Each entry below is to be transcribed exactly.

→ Data entries
-- Begin --

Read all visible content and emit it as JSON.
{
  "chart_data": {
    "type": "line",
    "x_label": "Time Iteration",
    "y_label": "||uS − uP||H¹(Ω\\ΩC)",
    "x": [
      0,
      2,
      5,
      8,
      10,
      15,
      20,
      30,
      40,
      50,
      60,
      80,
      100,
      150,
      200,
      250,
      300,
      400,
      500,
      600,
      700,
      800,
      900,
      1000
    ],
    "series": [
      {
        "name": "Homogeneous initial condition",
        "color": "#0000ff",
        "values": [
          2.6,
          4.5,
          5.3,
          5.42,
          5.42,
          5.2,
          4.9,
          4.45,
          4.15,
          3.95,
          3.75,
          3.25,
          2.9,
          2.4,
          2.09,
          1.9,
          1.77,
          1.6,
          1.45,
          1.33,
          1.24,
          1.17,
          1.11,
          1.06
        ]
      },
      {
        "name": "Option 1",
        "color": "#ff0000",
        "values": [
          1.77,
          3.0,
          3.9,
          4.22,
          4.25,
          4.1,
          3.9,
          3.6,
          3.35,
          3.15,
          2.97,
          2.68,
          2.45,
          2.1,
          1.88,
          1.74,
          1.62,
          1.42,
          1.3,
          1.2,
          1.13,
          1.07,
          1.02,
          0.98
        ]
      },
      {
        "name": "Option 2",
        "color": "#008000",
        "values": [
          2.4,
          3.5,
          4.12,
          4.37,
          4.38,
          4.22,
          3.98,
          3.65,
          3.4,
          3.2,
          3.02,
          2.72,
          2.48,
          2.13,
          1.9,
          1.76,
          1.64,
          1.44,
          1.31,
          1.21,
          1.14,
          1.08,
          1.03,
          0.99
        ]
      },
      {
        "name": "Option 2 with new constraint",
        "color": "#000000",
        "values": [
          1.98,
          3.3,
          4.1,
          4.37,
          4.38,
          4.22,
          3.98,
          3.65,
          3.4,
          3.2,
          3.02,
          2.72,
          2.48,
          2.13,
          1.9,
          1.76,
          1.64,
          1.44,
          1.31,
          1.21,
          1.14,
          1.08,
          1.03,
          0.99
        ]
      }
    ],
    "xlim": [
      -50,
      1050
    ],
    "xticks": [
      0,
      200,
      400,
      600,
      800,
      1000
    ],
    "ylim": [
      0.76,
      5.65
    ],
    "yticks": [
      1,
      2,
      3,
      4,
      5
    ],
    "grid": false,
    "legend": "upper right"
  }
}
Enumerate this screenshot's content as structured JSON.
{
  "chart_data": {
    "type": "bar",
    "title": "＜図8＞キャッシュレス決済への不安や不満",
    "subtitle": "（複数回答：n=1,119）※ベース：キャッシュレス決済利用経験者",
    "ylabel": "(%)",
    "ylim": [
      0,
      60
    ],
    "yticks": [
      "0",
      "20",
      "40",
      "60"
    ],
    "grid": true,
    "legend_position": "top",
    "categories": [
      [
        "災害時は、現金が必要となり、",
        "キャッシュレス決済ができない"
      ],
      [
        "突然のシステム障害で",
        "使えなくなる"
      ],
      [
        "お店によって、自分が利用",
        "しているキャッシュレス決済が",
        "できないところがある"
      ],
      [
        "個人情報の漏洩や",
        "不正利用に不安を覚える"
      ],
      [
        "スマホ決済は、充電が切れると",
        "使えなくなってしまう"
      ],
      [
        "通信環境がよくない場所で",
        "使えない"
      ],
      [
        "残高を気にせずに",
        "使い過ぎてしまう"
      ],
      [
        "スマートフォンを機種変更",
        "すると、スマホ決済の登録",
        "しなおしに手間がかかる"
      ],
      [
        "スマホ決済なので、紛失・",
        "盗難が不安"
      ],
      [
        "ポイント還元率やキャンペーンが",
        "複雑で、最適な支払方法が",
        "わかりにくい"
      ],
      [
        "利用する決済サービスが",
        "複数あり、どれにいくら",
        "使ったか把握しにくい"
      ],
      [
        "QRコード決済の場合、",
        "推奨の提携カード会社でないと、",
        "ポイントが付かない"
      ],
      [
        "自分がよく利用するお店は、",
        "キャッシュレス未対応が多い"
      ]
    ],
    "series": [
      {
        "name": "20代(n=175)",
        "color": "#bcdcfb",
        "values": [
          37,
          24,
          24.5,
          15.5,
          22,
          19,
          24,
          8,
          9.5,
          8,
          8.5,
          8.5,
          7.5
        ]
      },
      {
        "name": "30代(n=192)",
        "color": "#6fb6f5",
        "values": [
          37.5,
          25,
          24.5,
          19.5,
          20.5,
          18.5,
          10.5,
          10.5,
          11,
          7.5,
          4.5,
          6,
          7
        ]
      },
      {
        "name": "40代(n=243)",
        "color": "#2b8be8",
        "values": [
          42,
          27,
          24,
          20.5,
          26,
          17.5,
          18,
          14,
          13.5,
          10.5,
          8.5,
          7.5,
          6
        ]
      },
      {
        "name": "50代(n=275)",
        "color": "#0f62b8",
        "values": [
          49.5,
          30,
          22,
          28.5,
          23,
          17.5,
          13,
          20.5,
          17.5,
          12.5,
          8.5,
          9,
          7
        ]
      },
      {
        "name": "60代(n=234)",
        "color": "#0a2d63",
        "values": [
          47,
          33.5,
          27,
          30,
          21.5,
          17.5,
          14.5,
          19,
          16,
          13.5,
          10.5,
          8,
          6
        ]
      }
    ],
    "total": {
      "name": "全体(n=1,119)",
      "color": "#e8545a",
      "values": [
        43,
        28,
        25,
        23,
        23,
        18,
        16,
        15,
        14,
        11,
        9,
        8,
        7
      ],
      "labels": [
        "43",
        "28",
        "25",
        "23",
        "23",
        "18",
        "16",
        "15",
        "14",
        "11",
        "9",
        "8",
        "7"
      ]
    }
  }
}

-- End --

→ WRITTEN SOLUTION
Read all visible content and emit it as JSON.
{
  "chart_data": {
    "type": "line",
    "x_label": "Time Iteration",
    "y_label": "||uS − uP||H¹(Ω\\ΩC)",
    "x": [
      0,
      2,
      5,
      8,
      10,
      15,
      20,
      30,
      40,
      50,
      60,
      80,
      100,
      150,
      200,
      250,
      300,
      400,
      500,
      600,
      700,
      800,
      900,
      1000
    ],
    "series": [
      {
        "name": "Homogeneous initial condition",
        "color": "#0000ff",
        "values": [
          2.6,
          4.5,
          5.3,
          5.42,
          5.42,
          5.2,
          4.9,
          4.45,
          4.15,
          3.95,
          3.75,
          3.25,
          2.9,
          2.4,
          2.09,
          1.9,
          1.77,
          1.6,
          1.45,
          1.33,
          1.24,
          1.17,
          1.11,
          1.06
        ]
      },
      {
        "name": "Option 1",
        "color": "#ff0000",
        "values": [
          1.77,
          3.0,
          3.9,
          4.22,
          4.25,
          4.1,
          3.9,
          3.6,
          3.35,
          3.15,
          2.97,
          2.68,
          2.45,
          2.1,
          1.88,
          1.74,
          1.62,
          1.42,
          1.3,
          1.2,
          1.13,
          1.07,
          1.02,
          0.98
        ]
      },
      {
        "name": "Option 2",
        "color": "#008000",
        "values": [
          2.4,
          3.5,
          4.12,
          4.37,
          4.38,
          4.22,
          3.98,
          3.65,
          3.4,
          3.2,
          3.02,
          2.72,
          2.48,
          2.13,
          1.9,
          1.76,
          1.64,
          1.44,
          1.31,
          1.21,
          1.14,
          1.08,
          1.03,
          0.99
        ]
      },
      {
        "name": "Option 2 with new constraint",
        "color": "#000000",
        "values": [
          1.98,
          3.3,
          4.1,
          4.37,
          4.38,
          4.22,
          3.98,
          3.65,
          3.4,
          3.2,
          3.02,
          2.72,
          2.48,
          2.13,
          1.9,
          1.76,
          1.64,
          1.44,
          1.31,
          1.21,
          1.14,
          1.08,
          1.03,
          0.99
        ]
      }
    ],
    "xlim": [
      -50,
      1050
    ],
    "xticks": [
      0,
      200,
      400,
      600,
      800,
      1000
    ],
    "ylim": [
      0.76,
      5.65
    ],
    "yticks": [
      1,
      2,
      3,
      4,
      5
    ],
    "grid": false,
    "legend": "upper right"
  }
}
Enumerate this screenshot's content as structured JSON.
{
  "chart_data": {
    "type": "bar",
    "title": "＜図8＞キャッシュレス決済への不安や不満",
    "subtitle": "（複数回答：n=1,119）※ベース：キャッシュレス決済利用経験者",
    "ylabel": "(%)",
    "ylim": [
      0,
      60
    ],
    "yticks": [
      "0",
      "20",
      "40",
      "60"
    ],
    "grid": true,
    "legend_position": "top",
    "categories": [
      [
        "災害時は、現金が必要となり、",
        "キャッシュレス決済ができない"
      ],
      [
        "突然のシステム障害で",
        "使えなくなる"
      ],
      [
        "お店によって、自分が利用",
        "しているキャッシュレス決済が",
        "できないところがある"
      ],
      [
        "個人情報の漏洩や",
        "不正利用に不安を覚える"
      ],
      [
        "スマホ決済は、充電が切れると",
        "使えなくなってしまう"
      ],
      [
        "通信環境がよくない場所で",
        "使えない"
      ],
      [
        "残高を気にせずに",
        "使い過ぎてしまう"
      ],
      [
        "スマートフォンを機種変更",
        "すると、スマホ決済の登録",
        "しなおしに手間がかかる"
      ],
      [
        "スマホ決済なので、紛失・",
        "盗難が不安"
      ],
      [
        "ポイント還元率やキャンペーンが",
        "複雑で、最適な支払方法が",
        "わかりにくい"
      ],
      [
        "利用する決済サービスが",
        "複数あり、どれにいくら",
        "使ったか把握しにくい"
      ],
      [
        "QRコード決済の場合、",
        "推奨の提携カード会社でないと、",
        "ポイントが付かない"
      ],
      [
        "自分がよく利用するお店は、",
        "キャッシュレス未対応が多い"
      ]
    ],
    "series": [
      {
        "name": "20代(n=175)",
        "color": "#bcdcfb",
        "values": [
          37,
          24,
          24.5,
          15.5,
          22,
          19,
          24,
          8,
          9.5,
          8,
          8.5,
          8.5,
          7.5
        ]
      },
      {
        "name": "30代(n=192)",
        "color": "#6fb6f5",
        "values": [
          37.5,
          25,
          24.5,
          19.5,
          20.5,
          18.5,
          10.5,
          10.5,
          11,
          7.5,
          4.5,
          6,
          7
        ]
      },
      {
        "name": "40代(n=243)",
        "color": "#2b8be8",
        "values": [
          42,
          27,
          24,
          20.5,
          26,
          17.5,
          18,
          14,
          13.5,
          10.5,
          8.5,
          7.5,
          6
        ]
      },
      {
        "name": "50代(n=275)",
        "color": "#0f62b8",
        "values": [
          49.5,
          30,
          22,
          28.5,
          23,
          17.5,
          13,
          20.5,
          17.5,
          12.5,
          8.5,
          9,
          7
        ]
      },
      {
        "name": "60代(n=234)",
        "color": "#0a2d63",
        "values": [
          47,
          33.5,
          27,
          30,
          21.5,
          17.5,
          14.5,
          19,
          16,
          13.5,
          10.5,
          8,
          6
        ]
      }
    ],
    "total": {
      "name": "全体(n=1,119)",
      "color": "#e8545a",
      "values": [
        43,
        28,
        25,
        23,
        23,
        18,
        16,
        15,
        14,
        11,
        9,
        8,
        7
      ],
      "labels": [
        "43",
        "28",
        "25",
        "23",
        "23",
        "18",
        "16",
        "15",
        "14",
        "11",
        "9",
        "8",
        "7"
      ]
    }
  }
}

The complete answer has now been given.